» **THE REQUEST**: From the line that includes "Give me the" to the last line of the data, quote each line precisely; both boundary lines belong in the answer.

» **PROVIDED RECORDS**:
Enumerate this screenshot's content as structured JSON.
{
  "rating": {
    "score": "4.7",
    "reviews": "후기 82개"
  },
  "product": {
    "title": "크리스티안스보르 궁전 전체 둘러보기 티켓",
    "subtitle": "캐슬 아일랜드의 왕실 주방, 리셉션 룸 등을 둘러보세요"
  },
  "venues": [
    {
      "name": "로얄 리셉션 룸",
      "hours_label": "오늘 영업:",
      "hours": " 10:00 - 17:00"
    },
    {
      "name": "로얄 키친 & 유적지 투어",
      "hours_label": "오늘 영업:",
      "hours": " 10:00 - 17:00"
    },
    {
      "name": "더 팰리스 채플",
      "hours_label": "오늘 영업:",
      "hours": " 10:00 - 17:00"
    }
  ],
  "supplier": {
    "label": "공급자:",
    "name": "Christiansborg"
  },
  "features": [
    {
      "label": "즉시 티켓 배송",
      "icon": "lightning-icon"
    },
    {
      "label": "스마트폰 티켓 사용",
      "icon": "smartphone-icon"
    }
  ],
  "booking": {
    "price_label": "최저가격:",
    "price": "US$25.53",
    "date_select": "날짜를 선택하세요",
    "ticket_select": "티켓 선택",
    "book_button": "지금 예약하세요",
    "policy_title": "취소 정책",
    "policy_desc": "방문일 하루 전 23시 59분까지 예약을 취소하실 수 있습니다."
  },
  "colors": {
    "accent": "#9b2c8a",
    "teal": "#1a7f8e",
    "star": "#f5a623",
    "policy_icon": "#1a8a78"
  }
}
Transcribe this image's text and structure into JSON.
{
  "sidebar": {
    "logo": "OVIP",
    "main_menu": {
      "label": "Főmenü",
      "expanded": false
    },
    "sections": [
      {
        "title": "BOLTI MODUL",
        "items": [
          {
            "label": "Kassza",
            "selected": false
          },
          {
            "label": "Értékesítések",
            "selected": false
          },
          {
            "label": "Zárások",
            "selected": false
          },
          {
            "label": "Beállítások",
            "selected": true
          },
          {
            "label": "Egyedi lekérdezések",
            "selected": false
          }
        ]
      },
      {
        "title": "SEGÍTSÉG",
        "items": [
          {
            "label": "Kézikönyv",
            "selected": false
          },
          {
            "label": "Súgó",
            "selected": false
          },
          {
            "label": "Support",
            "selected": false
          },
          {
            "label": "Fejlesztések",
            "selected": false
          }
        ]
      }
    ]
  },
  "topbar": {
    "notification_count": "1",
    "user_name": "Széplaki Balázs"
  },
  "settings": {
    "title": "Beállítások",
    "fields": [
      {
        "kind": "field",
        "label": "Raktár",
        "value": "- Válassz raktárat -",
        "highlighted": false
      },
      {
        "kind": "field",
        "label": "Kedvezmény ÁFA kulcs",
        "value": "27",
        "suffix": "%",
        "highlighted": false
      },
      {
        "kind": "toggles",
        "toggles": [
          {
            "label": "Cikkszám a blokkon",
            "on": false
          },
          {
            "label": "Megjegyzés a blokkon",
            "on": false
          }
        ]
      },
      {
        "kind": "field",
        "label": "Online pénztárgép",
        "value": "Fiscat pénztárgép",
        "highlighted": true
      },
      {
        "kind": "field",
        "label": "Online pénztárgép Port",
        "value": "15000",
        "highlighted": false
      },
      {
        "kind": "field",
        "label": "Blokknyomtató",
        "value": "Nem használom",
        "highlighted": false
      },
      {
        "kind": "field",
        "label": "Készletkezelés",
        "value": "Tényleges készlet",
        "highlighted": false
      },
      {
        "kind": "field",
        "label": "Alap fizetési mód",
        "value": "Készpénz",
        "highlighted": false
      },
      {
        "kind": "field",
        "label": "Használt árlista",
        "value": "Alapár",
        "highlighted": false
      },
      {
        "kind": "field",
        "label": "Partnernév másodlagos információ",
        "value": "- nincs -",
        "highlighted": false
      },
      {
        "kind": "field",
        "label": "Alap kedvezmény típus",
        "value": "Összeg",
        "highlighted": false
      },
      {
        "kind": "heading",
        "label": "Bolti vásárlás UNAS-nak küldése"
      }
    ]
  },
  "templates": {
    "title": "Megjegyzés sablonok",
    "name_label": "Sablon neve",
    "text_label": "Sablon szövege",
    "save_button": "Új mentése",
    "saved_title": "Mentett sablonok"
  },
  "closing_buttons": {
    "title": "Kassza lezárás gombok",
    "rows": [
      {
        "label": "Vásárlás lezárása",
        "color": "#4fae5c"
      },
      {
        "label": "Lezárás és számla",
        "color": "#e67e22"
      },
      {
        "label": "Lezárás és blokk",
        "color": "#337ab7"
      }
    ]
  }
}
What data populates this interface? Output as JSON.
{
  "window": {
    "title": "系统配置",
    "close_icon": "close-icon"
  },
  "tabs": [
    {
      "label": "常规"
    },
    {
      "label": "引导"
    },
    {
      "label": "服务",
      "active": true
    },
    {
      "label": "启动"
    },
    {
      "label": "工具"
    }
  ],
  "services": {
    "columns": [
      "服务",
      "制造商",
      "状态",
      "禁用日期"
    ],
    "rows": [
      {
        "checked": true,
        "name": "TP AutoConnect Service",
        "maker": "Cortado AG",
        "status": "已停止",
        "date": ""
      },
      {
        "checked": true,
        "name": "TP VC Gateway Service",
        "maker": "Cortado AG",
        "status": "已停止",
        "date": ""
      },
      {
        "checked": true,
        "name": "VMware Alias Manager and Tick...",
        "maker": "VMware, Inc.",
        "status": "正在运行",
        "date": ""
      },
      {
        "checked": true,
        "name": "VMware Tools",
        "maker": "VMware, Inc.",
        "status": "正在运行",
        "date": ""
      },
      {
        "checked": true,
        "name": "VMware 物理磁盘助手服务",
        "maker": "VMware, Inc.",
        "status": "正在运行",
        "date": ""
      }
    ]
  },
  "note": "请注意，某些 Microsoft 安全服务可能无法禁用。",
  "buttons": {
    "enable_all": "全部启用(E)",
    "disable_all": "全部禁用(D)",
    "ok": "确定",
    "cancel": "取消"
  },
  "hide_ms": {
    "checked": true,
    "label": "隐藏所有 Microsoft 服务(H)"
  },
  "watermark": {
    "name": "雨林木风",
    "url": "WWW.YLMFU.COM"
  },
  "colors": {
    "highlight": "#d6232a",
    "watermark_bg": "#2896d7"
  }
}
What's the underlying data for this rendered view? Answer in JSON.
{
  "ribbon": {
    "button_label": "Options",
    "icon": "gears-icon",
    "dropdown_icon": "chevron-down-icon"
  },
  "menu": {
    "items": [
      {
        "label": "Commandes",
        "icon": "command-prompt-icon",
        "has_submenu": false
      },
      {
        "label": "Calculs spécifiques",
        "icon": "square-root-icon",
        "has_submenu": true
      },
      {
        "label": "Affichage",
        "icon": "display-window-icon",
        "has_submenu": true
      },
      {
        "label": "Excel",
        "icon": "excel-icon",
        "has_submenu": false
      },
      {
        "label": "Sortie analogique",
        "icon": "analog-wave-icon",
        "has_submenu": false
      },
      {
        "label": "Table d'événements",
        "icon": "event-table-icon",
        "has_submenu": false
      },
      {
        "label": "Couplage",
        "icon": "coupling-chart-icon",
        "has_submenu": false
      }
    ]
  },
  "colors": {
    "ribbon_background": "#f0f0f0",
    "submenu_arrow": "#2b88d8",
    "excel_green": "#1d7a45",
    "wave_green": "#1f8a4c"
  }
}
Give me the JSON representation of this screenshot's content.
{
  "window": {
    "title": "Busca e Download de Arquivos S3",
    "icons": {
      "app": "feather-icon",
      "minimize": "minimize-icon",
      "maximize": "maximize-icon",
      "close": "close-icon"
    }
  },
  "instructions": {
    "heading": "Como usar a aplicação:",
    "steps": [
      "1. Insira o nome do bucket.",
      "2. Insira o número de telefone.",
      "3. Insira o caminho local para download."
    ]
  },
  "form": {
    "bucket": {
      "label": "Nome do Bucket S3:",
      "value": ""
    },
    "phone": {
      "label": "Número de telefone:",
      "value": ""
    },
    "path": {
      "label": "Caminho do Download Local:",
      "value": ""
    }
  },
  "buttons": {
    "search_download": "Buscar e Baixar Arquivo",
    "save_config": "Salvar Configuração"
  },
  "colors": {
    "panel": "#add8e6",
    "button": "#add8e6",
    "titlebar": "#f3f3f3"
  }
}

» **WRITTEN ANSWER**:
Give me the JSON representation of this screenshot's content.
{
  "window": {
    "title": "Busca e Download de Arquivos S3",
    "icons": {
      "app": "feather-icon",
      "minimize": "minimize-icon",
      "maximize": "maximize-icon",
      "close": "close-icon"
    }
  },
  "instructions": {
    "heading": "Como usar a aplicação:",
    "steps": [
      "1. Insira o nome do bucket.",
      "2. Insira o número de telefone.",
      "3. Insira o caminho local para download."
    ]
  },
  "form": {
    "bucket": {
      "label": "Nome do Bucket S3:",
      "value": ""
    },
    "phone": {
      "label": "Número de telefone:",
      "value": ""
    },
    "path": {
      "label": "Caminho do Download Local:",
      "value": ""
    }
  },
  "buttons": {
    "search_download": "Buscar e Baixar Arquivo",
    "save_config": "Salvar Configuração"
  },
  "colors": {
    "panel": "#add8e6",
    "button": "#add8e6",
    "titlebar": "#f3f3f3"
  }
}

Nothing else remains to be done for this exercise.